* [Task goal]
Express the entries from the line containing "select-name: B — [151, 576, 161, 594]" through the line containing "select-bottom-label: C — [732, 705, 739, 716]", with both of those lines included, as a JSON list of strings with one string per line and blank lines left out.
++++ Data for this exercise ++++
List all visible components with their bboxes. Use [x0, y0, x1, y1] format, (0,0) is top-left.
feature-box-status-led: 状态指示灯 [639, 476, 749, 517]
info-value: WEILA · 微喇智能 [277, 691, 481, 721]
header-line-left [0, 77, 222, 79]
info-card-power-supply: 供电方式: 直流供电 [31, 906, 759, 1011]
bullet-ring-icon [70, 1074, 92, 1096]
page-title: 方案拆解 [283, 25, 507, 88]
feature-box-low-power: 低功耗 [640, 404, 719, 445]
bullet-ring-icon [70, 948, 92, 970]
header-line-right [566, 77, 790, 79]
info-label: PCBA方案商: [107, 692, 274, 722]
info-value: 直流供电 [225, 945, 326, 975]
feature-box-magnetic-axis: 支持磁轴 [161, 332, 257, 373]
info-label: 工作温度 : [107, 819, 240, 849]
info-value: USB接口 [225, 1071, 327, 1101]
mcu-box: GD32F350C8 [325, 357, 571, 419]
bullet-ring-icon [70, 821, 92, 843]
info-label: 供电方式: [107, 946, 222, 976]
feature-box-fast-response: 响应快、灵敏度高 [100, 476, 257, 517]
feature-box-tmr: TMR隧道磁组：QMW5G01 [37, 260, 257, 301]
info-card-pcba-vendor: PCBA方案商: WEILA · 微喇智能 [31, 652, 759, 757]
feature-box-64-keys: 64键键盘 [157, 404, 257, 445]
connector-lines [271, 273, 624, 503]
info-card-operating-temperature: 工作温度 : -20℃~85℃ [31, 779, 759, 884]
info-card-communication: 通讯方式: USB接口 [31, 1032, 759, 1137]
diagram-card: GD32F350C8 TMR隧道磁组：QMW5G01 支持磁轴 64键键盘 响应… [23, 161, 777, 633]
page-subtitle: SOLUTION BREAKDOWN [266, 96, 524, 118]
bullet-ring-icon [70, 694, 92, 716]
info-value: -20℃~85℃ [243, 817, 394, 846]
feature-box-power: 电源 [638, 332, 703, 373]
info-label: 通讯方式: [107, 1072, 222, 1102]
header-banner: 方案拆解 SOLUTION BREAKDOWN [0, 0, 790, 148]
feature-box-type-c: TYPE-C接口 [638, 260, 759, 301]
++++
++++ Data for this exercise ++++
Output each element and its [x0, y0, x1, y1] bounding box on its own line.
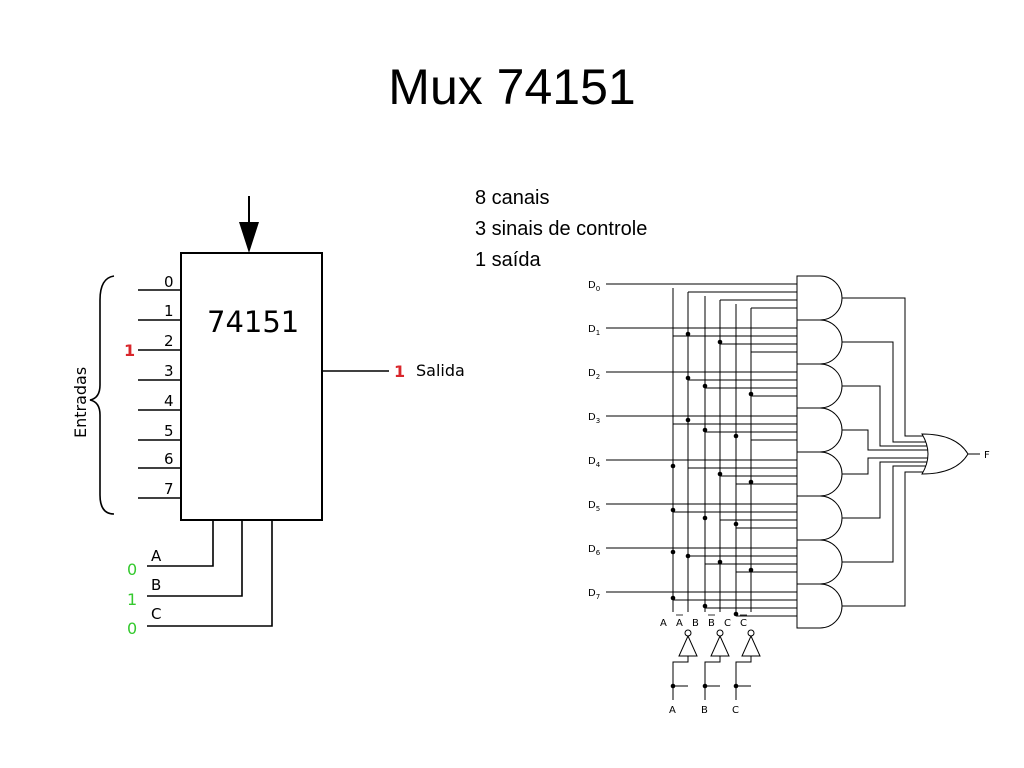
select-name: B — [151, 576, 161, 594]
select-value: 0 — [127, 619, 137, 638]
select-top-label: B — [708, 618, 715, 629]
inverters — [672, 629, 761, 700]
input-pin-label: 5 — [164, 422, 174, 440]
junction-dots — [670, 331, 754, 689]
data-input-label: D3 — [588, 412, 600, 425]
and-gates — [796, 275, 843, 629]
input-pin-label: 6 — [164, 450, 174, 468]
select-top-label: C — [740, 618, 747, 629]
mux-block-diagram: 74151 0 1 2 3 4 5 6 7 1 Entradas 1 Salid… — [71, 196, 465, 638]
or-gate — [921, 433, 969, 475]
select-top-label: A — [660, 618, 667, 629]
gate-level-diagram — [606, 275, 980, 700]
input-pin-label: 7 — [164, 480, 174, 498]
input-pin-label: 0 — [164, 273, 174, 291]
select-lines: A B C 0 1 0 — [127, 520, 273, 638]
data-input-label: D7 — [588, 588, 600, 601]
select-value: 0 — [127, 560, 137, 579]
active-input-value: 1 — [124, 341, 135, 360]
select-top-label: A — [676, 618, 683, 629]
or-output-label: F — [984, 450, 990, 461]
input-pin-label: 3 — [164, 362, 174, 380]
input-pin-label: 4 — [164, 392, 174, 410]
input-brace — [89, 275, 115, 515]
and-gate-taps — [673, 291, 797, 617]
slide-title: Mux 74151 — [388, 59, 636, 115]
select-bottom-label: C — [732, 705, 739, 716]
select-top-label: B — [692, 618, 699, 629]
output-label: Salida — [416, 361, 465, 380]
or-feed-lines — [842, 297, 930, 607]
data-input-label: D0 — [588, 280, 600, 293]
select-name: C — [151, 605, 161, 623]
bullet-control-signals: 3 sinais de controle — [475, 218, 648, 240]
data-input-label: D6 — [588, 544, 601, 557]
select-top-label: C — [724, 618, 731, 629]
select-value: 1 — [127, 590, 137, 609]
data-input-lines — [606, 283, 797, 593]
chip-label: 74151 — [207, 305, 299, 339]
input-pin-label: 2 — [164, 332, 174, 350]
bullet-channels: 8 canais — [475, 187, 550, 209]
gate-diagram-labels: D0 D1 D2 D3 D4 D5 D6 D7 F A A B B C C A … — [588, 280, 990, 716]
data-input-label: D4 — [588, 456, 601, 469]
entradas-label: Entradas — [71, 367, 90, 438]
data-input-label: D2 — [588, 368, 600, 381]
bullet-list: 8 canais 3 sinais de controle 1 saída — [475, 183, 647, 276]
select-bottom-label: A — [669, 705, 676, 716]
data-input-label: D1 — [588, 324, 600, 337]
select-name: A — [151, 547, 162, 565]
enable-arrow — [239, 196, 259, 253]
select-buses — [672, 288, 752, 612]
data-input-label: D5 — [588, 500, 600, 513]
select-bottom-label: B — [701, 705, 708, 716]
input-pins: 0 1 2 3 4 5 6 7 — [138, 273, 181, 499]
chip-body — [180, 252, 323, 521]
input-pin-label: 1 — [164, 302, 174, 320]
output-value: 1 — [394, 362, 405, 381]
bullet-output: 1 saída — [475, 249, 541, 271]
++++
* [Completed task]
[
  "select-name: B — [151, 576, 161, 594]",
  "select-value: 0 — [127, 619, 137, 638]",
  "select-top-label: B — [708, 618, 715, 629]",
  "inverters — [672, 629, 761, 700]",
  "input-pin-label: 5 — [164, 422, 174, 440]",
  "junction-dots — [670, 331, 754, 689]",
  "data-input-label: D3 — [588, 412, 600, 425]",
  "and-gates — [796, 275, 843, 629]",
  "input-pin-label: 6 — [164, 450, 174, 468]",
  "select-top-label: C — [740, 618, 747, 629]",
  "mux-block-diagram: 74151 0 1 2 3 4 5 6 7 1 Entradas 1 Salid… — [71, 196, 465, 638]",
  "or-gate — [921, 433, 969, 475]",
  "select-top-label: A — [660, 618, 667, 629]",
  "gate-level-diagram — [606, 275, 980, 700]",
  "input-pin-label: 7 — [164, 480, 174, 498]",
  "input-pin-label: 0 — [164, 273, 174, 291]",
  "select-lines: A B C 0 1 0 — [127, 520, 273, 638]",
  "data-input-label: D7 — [588, 588, 600, 601]",
  "select-value: 0 — [127, 560, 137, 579]",
  "active-input-value: 1 — [124, 341, 135, 360]",
  "select-top-label: A — [676, 618, 683, 629]",
  "or-output-label: F — [984, 450, 990, 461]",
  "input-pin-label: 3 — [164, 362, 174, 380]",
  "input-pin-label: 4 — [164, 392, 174, 410]",
  "input-brace — [89, 275, 115, 515]",
  "and-gate-taps — [673, 291, 797, 617]",
  "slide-title: Mux 74151 — [388, 59, 636, 115]",
  "select-bottom-label: C — [732, 705, 739, 716]"
]